[GIVEN PROBLEM]
Transcribe the listing verbatim. Do not carry over any pictures.

[SUPPLIED MATERIAL]
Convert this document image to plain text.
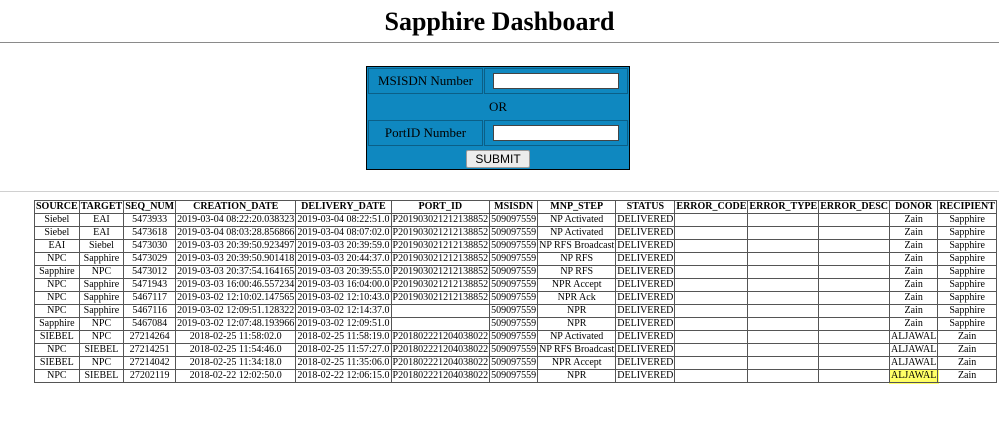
Sapphire Dashboard
MSISDN Number	
OR	
PortID Number	
SUBMIT	
SOURCE	TARGET	SEQ_NUM	CREATION_DATE	DELIVERY_DATE	PORT_ID	MSISDN	MNP_STEP	STATUS	ERROR_CODE	ERROR_TYPE	ERROR_DESC	DONOR	RECIPIENT
Siebel	EAI	5473933	2019-03-04 08:22:20.038323	2019-03-04 08:22:51.0	P201903021212138852	509097559	NP Activated	DELIVERED				Zain	Sapphire
Siebel	EAI	5473618	2019-03-04 08:03:28.856866	2019-03-04 08:07:02.0	P201903021212138852	509097559	NP Activated	DELIVERED				Zain	Sapphire
EAI	Siebel	5473030	2019-03-03 20:39:50.923497	2019-03-03 20:39:59.0	P201903021212138852	509097559	NP RFS Broadcast	DELIVERED				Zain	Sapphire
NPC	Sapphire	5473029	2019-03-03 20:39:50.901418	2019-03-03 20:44:37.0	P201903021212138852	509097559	NP RFS	DELIVERED				Zain	Sapphire
Sapphire	NPC	5473012	2019-03-03 20:37:54.164165	2019-03-03 20:39:55.0	P201903021212138852	509097559	NP RFS	DELIVERED				Zain	Sapphire
NPC	Sapphire	5471943	2019-03-03 16:00:46.557234	2019-03-03 16:04:00.0	P201903021212138852	509097559	NPR Accept	DELIVERED				Zain	Sapphire
NPC	Sapphire	5467117	2019-03-02 12:10:02.147565	2019-03-02 12:10:43.0	P201903021212138852	509097559	NPR Ack	DELIVERED				Zain	Sapphire
NPC	Sapphire	5467116	2019-03-02 12:09:51.128322	2019-03-02 12:14:37.0		509097559	NPR	DELIVERED				Zain	Sapphire
Sapphire	NPC	5467084	2019-03-02 12:07:48.193966	2019-03-02 12:09:51.0		509097559	NPR	DELIVERED				Zain	Sapphire
SIEBEL	NPC	27214264	2018-02-25 11:58:02.0	2018-02-25 11:58:19.0	P201802221204038022	509097559	NP Activated	DELIVERED				ALJAWAL	Zain
NPC	SIEBEL	27214251	2018-02-25 11:54:46.0	2018-02-25 11:57:27.0	P201802221204038022	509097559	NP RFS Broadcast	DELIVERED				ALJAWAL	Zain
SIEBEL	NPC	27214042	2018-02-25 11:34:18.0	2018-02-25 11:35:06.0	P201802221204038022	509097559	NPR Accept	DELIVERED				ALJAWAL	Zain
NPC	SIEBEL	27202119	2018-02-22 12:02:50.0	2018-02-22 12:06:15.0	P201802221204038022	509097559	NPR	DELIVERED				ALJAWAL	Zain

[RESULT FOR THIS EXERCISE]
Convert this document image to plain text.
Sapphire Dashboard
MSISDN Number	
OR	
PortID Number	
SUBMIT	
SOURCE	TARGET	SEQ_NUM	CREATION_DATE	DELIVERY_DATE	PORT_ID	MSISDN	MNP_STEP	STATUS	ERROR_CODE	ERROR_TYPE	ERROR_DESC	DONOR	RECIPIENT
Siebel	EAI	5473933	2019-03-04 08:22:20.038323	2019-03-04 08:22:51.0	P201903021212138852	509097559	NP Activated	DELIVERED				Zain	Sapphire
Siebel	EAI	5473618	2019-03-04 08:03:28.856866	2019-03-04 08:07:02.0	P201903021212138852	509097559	NP Activated	DELIVERED				Zain	Sapphire
EAI	Siebel	5473030	2019-03-03 20:39:50.923497	2019-03-03 20:39:59.0	P201903021212138852	509097559	NP RFS Broadcast	DELIVERED				Zain	Sapphire
NPC	Sapphire	5473029	2019-03-03 20:39:50.901418	2019-03-03 20:44:37.0	P201903021212138852	509097559	NP RFS	DELIVERED				Zain	Sapphire
Sapphire	NPC	5473012	2019-03-03 20:37:54.164165	2019-03-03 20:39:55.0	P201903021212138852	509097559	NP RFS	DELIVERED				Zain	Sapphire
NPC	Sapphire	5471943	2019-03-03 16:00:46.557234	2019-03-03 16:04:00.0	P201903021212138852	509097559	NPR Accept	DELIVERED				Zain	Sapphire
NPC	Sapphire	5467117	2019-03-02 12:10:02.147565	2019-03-02 12:10:43.0	P201903021212138852	509097559	NPR Ack	DELIVERED				Zain	Sapphire
NPC	Sapphire	5467116	2019-03-02 12:09:51.128322	2019-03-02 12:14:37.0		509097559	NPR	DELIVERED				Zain	Sapphire
Sapphire	NPC	5467084	2019-03-02 12:07:48.193966	2019-03-02 12:09:51.0		509097559	NPR	DELIVERED				Zain	Sapphire
SIEBEL	NPC	27214264	2018-02-25 11:58:02.0	2018-02-25 11:58:19.0	P201802221204038022	509097559	NP Activated	DELIVERED				ALJAWAL	Zain
NPC	SIEBEL	27214251	2018-02-25 11:54:46.0	2018-02-25 11:57:27.0	P201802221204038022	509097559	NP RFS Broadcast	DELIVERED				ALJAWAL	Zain
SIEBEL	NPC	27214042	2018-02-25 11:34:18.0	2018-02-25 11:35:06.0	P201802221204038022	509097559	NPR Accept	DELIVERED				ALJAWAL	Zain
NPC	SIEBEL	27202119	2018-02-22 12:02:50.0	2018-02-22 12:06:15.0	P201802221204038022	509097559	NPR	DELIVERED				ALJAWAL	Zain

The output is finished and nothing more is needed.